TASK DIRECTIONS: Each line of the material must be repeated precisely, with the pictures left out.

EXERCISE MATERIALS:
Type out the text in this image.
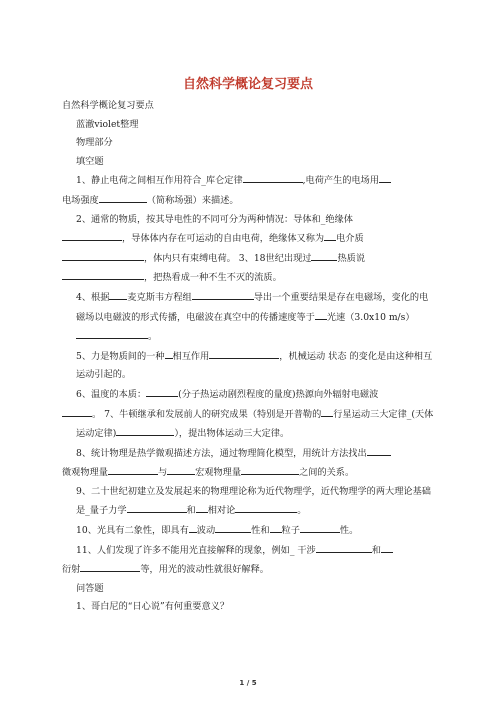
自然科学概论复习要点

自然科学概论复习要点

蓝澈violet整理

物理部分

填空题

1、静止电荷之间相互作用符合_库仑定律	,电荷产生的电场用
电场强度	（简称场强）来描述。

2、通常的物质，按其导电性的不同可分为两种情况：导体和_绝缘体
，导体体内存在可运动的自由电荷，绝缘体又称为 电介质
，体内只有束缚电荷。 3、18世纪出现过	热质说
，把热看成一种不生不灭的流质。

4、根据 麦克斯韦方程组	导出一个重要结果是存在电磁场，变化的电磁场以电磁波的形式传播，电磁波在真空中的传播速度等于 光速（3.0x10 m/s）。

5、力是物质间的一种 相互作用	，机械运动 状态 的变化是由这种相互运动引起的。

6、温度的本质：	(分子热运动剧烈程度的量度)热源向外辐射电磁波
。 7、牛顿继承和发展前人的研究成果（特别是开普勒的 行星运动三大定律_(天体运动定律)	），提出物体运动三大定律。

8、统计物理是热学微观描述方法，通过物理简化模型，用统计方法找出
微观物理量	与	宏观物理量	之间的关系。

9、二十世纪初建立及发展起来的物理理论称为近代物理学，近代物理学的两大理论基础是_量子力学	和 相对论	。

10、光具有二象性，即具有 波动	性和 粒子	性。

11、人们发现了许多不能用光直接解释的现象，例如_ 干涉	和
衍射	等，用光的波动性就很好解释。

问答题

1、哥白尼的“日心说”有何重要意义？

1 / 5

TASK OUTPUT:
Type out the text in this image.
自然科学概论复习要点

自然科学概论复习要点

蓝澈violet整理

物理部分

填空题

1、静止电荷之间相互作用符合_库仑定律	,电荷产生的电场用
电场强度	（简称场强）来描述。

2、通常的物质，按其导电性的不同可分为两种情况：导体和_绝缘体
，导体体内存在可运动的自由电荷，绝缘体又称为 电介质
，体内只有束缚电荷。 3、18世纪出现过	热质说
，把热看成一种不生不灭的流质。

4、根据 麦克斯韦方程组	导出一个重要结果是存在电磁场，变化的电磁场以电磁波的形式传播，电磁波在真空中的传播速度等于 光速（3.0x10 m/s）。

5、力是物质间的一种 相互作用	，机械运动 状态 的变化是由这种相互运动引起的。

6、温度的本质：	(分子热运动剧烈程度的量度)热源向外辐射电磁波
。 7、牛顿继承和发展前人的研究成果（特别是开普勒的 行星运动三大定律_(天体运动定律)	），提出物体运动三大定律。

8、统计物理是热学微观描述方法，通过物理简化模型，用统计方法找出
微观物理量	与	宏观物理量	之间的关系。

9、二十世纪初建立及发展起来的物理理论称为近代物理学，近代物理学的两大理论基础是_量子力学	和 相对论	。

10、光具有二象性，即具有 波动	性和 粒子	性。

11、人们发现了许多不能用光直接解释的现象，例如_ 干涉	和
衍射	等，用光的波动性就很好解释。

问答题

1、哥白尼的“日心说”有何重要意义？

1 / 5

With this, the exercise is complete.